RECORDED INFORMATION:
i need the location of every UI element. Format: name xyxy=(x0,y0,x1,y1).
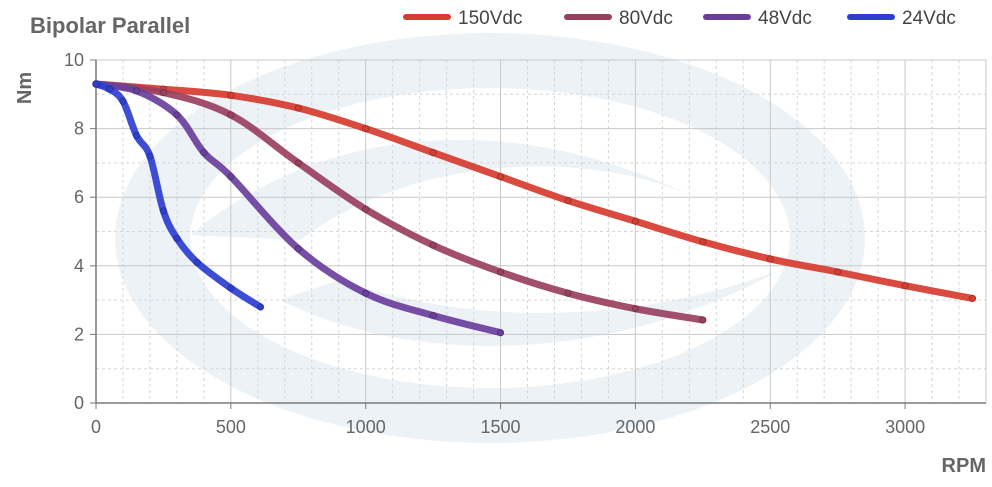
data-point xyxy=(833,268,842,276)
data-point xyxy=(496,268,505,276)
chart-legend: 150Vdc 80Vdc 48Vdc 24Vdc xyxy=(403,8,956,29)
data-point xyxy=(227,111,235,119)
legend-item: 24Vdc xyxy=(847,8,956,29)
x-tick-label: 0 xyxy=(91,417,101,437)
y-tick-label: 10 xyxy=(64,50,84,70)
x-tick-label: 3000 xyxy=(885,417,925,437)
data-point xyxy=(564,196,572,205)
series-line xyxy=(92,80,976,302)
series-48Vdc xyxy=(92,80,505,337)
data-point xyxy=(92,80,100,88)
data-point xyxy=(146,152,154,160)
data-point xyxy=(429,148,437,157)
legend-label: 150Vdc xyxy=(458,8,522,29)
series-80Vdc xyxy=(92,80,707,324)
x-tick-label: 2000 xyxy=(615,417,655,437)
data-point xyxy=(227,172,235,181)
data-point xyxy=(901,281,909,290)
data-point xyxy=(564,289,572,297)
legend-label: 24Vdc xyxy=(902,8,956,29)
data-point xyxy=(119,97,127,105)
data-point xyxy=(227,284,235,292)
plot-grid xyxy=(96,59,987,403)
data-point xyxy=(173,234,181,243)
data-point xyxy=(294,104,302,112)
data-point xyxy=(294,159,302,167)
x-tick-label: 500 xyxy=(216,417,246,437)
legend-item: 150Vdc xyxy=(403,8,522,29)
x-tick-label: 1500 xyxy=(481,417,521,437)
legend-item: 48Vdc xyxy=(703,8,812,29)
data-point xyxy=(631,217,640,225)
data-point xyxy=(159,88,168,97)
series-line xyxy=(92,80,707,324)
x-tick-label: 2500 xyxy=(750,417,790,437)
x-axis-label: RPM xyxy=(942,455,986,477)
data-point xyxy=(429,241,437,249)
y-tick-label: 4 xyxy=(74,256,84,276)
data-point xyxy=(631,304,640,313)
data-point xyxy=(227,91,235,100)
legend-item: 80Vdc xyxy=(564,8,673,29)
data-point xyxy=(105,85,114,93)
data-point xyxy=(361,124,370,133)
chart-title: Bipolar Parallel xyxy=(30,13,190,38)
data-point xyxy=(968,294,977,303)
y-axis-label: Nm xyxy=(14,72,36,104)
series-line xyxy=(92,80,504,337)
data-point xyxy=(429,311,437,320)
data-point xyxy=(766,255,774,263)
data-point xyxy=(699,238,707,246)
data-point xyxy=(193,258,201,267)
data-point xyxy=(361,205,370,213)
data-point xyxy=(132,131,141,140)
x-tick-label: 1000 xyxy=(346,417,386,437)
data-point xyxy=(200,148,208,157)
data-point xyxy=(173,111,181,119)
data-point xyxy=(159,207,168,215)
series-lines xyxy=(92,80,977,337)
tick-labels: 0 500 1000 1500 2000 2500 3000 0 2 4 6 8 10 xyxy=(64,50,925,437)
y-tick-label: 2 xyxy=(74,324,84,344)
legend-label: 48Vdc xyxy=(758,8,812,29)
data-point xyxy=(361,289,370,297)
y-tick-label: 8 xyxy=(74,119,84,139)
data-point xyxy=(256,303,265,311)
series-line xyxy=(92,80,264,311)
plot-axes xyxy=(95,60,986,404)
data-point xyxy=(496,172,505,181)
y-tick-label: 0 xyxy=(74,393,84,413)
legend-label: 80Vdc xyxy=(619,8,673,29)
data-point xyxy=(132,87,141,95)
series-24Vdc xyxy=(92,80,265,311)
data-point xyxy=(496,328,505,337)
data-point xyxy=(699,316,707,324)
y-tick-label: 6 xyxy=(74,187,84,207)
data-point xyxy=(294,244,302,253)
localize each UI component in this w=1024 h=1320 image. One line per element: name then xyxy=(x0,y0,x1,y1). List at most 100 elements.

==

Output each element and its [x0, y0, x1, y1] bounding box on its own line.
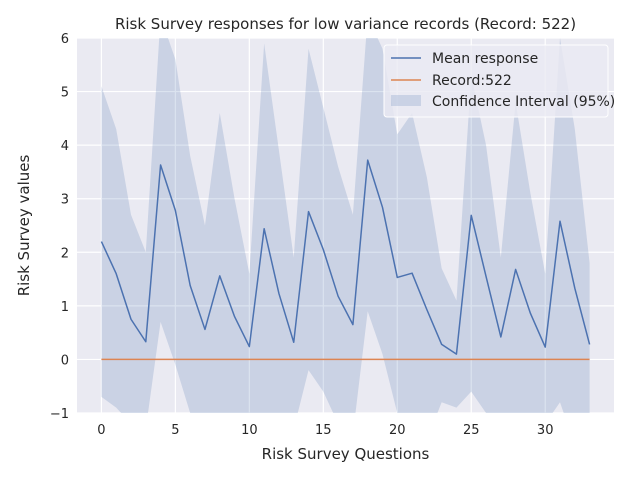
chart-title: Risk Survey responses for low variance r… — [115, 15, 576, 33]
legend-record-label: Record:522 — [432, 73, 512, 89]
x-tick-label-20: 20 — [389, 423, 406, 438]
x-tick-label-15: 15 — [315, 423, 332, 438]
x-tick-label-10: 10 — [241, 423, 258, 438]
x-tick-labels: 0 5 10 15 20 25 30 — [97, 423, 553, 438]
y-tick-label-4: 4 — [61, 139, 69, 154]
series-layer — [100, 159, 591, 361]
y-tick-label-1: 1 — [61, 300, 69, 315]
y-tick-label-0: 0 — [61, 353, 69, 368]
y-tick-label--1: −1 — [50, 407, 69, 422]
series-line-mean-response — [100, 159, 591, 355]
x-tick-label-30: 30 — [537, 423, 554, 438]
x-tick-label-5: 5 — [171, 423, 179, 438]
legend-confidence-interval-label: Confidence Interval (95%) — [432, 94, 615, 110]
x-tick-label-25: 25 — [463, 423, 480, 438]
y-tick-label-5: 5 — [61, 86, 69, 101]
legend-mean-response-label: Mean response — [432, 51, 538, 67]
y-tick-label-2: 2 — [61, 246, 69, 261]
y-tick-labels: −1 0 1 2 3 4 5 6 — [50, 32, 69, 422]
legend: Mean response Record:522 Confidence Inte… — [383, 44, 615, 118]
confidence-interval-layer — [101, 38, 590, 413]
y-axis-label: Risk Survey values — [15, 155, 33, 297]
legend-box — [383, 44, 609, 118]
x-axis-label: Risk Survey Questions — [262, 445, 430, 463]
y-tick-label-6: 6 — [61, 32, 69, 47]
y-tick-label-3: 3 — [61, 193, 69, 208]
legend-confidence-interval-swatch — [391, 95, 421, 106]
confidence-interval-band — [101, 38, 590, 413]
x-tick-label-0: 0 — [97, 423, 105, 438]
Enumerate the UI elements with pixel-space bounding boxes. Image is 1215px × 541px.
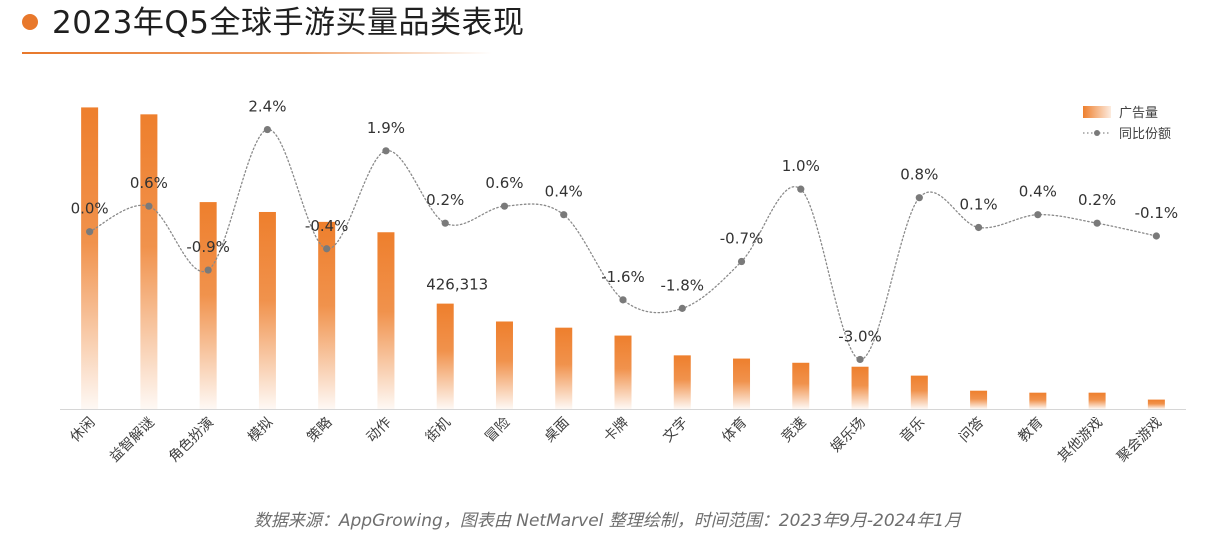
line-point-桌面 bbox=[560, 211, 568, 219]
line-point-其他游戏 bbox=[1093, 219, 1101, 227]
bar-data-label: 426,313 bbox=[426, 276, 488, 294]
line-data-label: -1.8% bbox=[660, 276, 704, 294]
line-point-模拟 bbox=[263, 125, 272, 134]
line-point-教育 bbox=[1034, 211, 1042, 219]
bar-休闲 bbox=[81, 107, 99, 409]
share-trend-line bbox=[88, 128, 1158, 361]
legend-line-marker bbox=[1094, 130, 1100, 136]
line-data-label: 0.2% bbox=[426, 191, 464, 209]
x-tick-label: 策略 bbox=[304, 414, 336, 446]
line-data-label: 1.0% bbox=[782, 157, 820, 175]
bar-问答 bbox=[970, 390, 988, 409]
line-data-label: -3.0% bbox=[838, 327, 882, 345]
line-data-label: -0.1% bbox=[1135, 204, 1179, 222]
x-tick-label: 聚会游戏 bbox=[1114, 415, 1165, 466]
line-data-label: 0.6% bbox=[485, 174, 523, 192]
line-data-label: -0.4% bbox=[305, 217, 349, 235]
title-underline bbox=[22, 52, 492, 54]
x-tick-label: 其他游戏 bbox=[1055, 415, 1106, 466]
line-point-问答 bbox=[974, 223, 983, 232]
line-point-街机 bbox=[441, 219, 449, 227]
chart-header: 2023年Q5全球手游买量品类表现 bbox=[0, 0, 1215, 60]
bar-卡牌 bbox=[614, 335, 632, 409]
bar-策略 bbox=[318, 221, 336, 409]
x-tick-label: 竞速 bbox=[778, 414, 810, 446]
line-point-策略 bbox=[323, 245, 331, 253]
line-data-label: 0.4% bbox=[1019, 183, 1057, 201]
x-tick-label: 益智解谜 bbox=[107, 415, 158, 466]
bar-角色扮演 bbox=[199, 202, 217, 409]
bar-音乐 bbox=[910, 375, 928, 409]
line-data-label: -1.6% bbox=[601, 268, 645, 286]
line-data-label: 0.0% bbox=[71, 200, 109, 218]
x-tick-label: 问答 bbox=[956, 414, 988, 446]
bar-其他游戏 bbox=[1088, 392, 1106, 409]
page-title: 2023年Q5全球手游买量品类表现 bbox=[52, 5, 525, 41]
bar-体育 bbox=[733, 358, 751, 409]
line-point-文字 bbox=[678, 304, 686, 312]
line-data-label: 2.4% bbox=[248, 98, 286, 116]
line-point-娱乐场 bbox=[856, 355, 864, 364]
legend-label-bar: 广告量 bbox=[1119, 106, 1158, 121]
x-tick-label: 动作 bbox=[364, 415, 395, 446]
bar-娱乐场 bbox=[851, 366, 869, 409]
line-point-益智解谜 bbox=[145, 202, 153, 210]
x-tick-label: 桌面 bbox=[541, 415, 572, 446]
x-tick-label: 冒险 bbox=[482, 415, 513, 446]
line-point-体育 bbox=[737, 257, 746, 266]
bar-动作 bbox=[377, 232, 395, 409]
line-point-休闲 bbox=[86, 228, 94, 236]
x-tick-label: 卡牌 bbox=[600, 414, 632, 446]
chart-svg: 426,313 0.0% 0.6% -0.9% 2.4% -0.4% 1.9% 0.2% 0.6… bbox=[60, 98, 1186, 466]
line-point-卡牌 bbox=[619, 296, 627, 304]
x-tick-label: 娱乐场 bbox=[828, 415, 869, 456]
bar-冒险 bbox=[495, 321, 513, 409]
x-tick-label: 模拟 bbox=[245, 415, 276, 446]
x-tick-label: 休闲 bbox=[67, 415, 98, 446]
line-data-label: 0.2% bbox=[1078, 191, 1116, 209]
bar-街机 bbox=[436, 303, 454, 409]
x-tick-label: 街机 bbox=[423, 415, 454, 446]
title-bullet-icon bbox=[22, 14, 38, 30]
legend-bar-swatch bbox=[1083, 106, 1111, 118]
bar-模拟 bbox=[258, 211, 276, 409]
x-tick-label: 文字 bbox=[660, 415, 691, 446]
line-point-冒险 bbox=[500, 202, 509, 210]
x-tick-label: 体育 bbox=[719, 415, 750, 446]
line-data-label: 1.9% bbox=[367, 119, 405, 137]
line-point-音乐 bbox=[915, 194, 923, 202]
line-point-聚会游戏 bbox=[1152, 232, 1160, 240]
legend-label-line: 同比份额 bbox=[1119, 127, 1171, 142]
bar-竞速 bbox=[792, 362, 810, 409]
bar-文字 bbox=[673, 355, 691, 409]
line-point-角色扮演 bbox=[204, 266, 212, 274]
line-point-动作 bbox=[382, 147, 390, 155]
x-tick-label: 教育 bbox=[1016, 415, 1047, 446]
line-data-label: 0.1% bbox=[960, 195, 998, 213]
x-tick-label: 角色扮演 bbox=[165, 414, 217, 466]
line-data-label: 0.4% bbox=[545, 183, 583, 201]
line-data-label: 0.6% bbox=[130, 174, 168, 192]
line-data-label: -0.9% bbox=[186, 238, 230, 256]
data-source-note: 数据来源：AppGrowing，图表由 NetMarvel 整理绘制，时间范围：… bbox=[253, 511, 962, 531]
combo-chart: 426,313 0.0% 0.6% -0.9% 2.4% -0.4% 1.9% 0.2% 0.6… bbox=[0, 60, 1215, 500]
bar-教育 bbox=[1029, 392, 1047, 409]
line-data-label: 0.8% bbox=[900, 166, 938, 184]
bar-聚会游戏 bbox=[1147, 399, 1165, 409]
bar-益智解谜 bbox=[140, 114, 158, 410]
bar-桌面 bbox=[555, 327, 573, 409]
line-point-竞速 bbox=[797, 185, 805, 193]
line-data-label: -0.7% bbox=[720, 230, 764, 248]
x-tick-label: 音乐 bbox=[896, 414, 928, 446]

WRITTEN INSTRUCTION: Transcribe the items verbatim, starting at the line containing "line-point-桌面 bbox=[560, 211, 568, 219]" and ending at the line containing "bar-问答 bbox=[970, 390, 988, 409]", with both of those lines included.

RESPONSE TO THIS TASK:
line-point-桌面 bbox=[560, 211, 568, 219]
line-point-其他游戏 bbox=[1093, 219, 1101, 227]
bar-data-label: 426,313 bbox=[426, 276, 488, 294]
line-data-label: -1.8% bbox=[660, 276, 704, 294]
line-point-模拟 bbox=[263, 125, 272, 134]
line-point-教育 bbox=[1034, 211, 1042, 219]
bar-休闲 bbox=[81, 107, 99, 409]
share-trend-line bbox=[88, 128, 1158, 361]
legend-line-marker bbox=[1094, 130, 1100, 136]
line-data-label: 0.2% bbox=[426, 191, 464, 209]
x-tick-label: 策略 bbox=[304, 414, 336, 446]
line-data-label: 1.0% bbox=[782, 157, 820, 175]
bar-问答 bbox=[970, 390, 988, 409]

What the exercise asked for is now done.